Exercise :: Reproduce the listing below character for character; drop every image.

(Dataset records)
____
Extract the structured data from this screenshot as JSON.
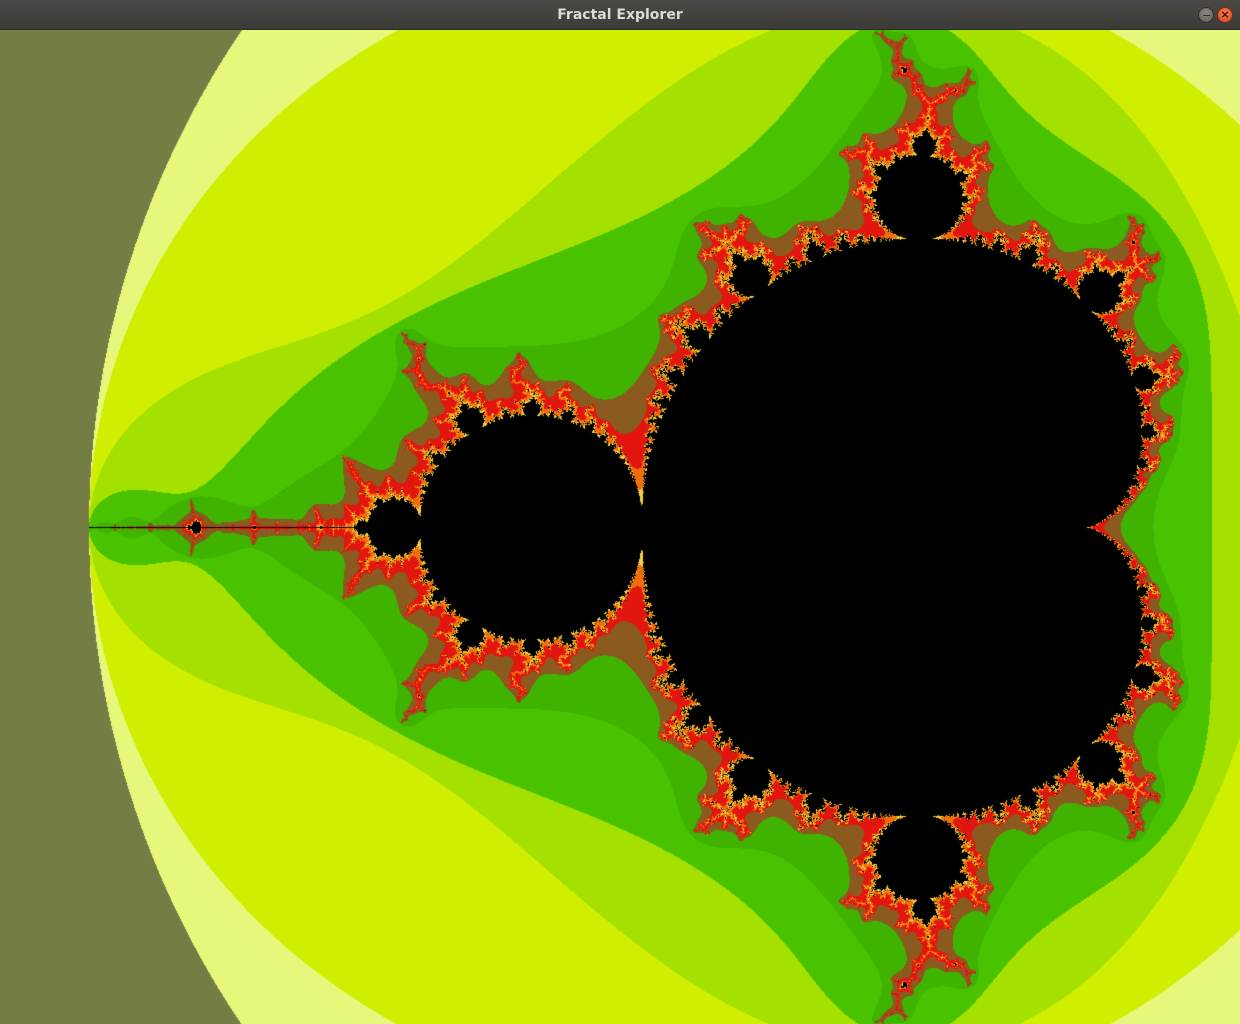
{
  "window": {
    "title": "Fractal Explorer",
    "controls": {
      "minimize_icon": "minimize-icon",
      "close_icon": "close-icon",
      "close_glyph": "×"
    }
  },
  "fractal": {
    "type": "mandelbrot",
    "view": {
      "center_re": -0.8,
      "center_im": 0.0,
      "span_re": 2.8
    },
    "max_iterations": 60,
    "palette": {
      "inside": "#000000",
      "outer_bands": [
        "#747d44",
        "#e6f77c",
        "#cfee00",
        "#a4e000",
        "#49c300",
        "#3fb300",
        "#8a5a1e",
        "#e2160f",
        "#f26c0a",
        "#f7d13a"
      ]
    }
  }
}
____
Exercise result ::
Extract the structured data from this screenshot as JSON.
{
  "window": {
    "title": "Fractal Explorer",
    "controls": {
      "minimize_icon": "minimize-icon",
      "close_icon": "close-icon",
      "close_glyph": "×"
    }
  },
  "fractal": {
    "type": "mandelbrot",
    "view": {
      "center_re": -0.8,
      "center_im": 0.0,
      "span_re": 2.8
    },
    "max_iterations": 60,
    "palette": {
      "inside": "#000000",
      "outer_bands": [
        "#747d44",
        "#e6f77c",
        "#cfee00",
        "#a4e000",
        "#49c300",
        "#3fb300",
        "#8a5a1e",
        "#e2160f",
        "#f26c0a",
        "#f7d13a"
      ]
    }
  }
}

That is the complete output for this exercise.